## What is needed
How many of the lines below contain "通过实验"? Answer with that number alone.

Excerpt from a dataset
+ + + +

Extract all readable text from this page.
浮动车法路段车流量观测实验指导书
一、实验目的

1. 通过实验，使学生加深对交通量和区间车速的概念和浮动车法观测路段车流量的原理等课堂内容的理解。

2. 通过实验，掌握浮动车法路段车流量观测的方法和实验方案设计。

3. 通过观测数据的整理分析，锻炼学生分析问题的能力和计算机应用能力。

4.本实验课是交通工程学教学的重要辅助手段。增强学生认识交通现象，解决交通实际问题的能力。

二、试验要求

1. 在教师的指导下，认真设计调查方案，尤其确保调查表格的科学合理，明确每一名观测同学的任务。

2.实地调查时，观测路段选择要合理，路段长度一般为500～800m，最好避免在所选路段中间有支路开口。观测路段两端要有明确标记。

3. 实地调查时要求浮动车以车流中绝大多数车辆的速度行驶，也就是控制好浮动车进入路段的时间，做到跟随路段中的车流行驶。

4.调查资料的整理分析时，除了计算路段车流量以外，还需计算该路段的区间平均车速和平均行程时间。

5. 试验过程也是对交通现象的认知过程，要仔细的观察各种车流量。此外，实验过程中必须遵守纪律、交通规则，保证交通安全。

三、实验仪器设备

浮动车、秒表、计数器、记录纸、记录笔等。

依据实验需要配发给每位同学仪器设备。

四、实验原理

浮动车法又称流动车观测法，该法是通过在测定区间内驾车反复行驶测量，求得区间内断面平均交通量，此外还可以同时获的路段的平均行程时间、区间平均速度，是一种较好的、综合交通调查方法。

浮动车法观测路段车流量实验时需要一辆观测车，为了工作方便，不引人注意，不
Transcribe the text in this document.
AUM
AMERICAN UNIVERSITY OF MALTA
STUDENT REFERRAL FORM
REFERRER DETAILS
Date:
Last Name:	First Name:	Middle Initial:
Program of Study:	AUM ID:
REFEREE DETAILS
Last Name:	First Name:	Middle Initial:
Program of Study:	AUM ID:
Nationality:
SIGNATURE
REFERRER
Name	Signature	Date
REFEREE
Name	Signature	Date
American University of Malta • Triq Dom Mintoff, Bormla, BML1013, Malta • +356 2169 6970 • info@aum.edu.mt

+ + + +

## Output of the task
2